__WHAT TO DO__. Print the listing that follows, character for character.

__MATERIAL SHOWN__.
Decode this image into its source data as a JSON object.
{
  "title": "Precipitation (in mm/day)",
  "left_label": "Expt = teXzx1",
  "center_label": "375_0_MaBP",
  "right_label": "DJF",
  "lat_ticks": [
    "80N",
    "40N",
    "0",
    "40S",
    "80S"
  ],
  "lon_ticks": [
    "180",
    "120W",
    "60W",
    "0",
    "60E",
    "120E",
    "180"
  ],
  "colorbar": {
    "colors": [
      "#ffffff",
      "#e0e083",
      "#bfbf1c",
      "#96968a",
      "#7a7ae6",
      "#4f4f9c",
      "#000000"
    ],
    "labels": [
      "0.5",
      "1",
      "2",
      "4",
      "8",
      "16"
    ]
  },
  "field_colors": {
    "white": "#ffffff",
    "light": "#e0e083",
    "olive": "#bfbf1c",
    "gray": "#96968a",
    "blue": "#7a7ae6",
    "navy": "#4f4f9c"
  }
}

__RESPONSE__.
Decode this image into its source data as a JSON object.
{
  "title": "Precipitation (in mm/day)",
  "left_label": "Expt = teXzx1",
  "center_label": "375_0_MaBP",
  "right_label": "DJF",
  "lat_ticks": [
    "80N",
    "40N",
    "0",
    "40S",
    "80S"
  ],
  "lon_ticks": [
    "180",
    "120W",
    "60W",
    "0",
    "60E",
    "120E",
    "180"
  ],
  "colorbar": {
    "colors": [
      "#ffffff",
      "#e0e083",
      "#bfbf1c",
      "#96968a",
      "#7a7ae6",
      "#4f4f9c",
      "#000000"
    ],
    "labels": [
      "0.5",
      "1",
      "2",
      "4",
      "8",
      "16"
    ]
  },
  "field_colors": {
    "white": "#ffffff",
    "light": "#e0e083",
    "olive": "#bfbf1c",
    "gray": "#96968a",
    "blue": "#7a7ae6",
    "navy": "#4f4f9c"
  }
}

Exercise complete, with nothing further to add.